## WHAT THE TASK REQUIRES
Output every line of the material exactly, omitting images.

[Data tied to figure images]
....

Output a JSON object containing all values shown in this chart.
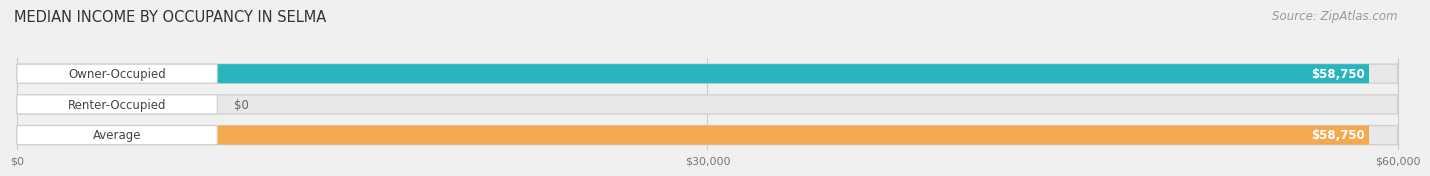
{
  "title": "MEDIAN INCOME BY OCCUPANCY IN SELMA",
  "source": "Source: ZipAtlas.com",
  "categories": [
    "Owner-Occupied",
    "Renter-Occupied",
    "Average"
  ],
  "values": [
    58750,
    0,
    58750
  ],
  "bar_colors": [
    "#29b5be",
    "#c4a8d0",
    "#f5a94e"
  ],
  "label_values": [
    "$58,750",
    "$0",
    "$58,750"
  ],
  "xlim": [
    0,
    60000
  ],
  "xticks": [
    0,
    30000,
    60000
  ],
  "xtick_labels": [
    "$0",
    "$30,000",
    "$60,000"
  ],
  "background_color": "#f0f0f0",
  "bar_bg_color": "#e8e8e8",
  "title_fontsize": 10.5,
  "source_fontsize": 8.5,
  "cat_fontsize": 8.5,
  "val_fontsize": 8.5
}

....

## EXERCISE RESPONSE
Output a JSON object containing all values shown in this chart.
{
  "title": "MEDIAN INCOME BY OCCUPANCY IN SELMA",
  "source": "Source: ZipAtlas.com",
  "categories": [
    "Owner-Occupied",
    "Renter-Occupied",
    "Average"
  ],
  "values": [
    58750,
    0,
    58750
  ],
  "bar_colors": [
    "#29b5be",
    "#c4a8d0",
    "#f5a94e"
  ],
  "label_values": [
    "$58,750",
    "$0",
    "$58,750"
  ],
  "xlim": [
    0,
    60000
  ],
  "xticks": [
    0,
    30000,
    60000
  ],
  "xtick_labels": [
    "$0",
    "$30,000",
    "$60,000"
  ],
  "background_color": "#f0f0f0",
  "bar_bg_color": "#e8e8e8",
  "title_fontsize": 10.5,
  "source_fontsize": 8.5,
  "cat_fontsize": 8.5,
  "val_fontsize": 8.5
}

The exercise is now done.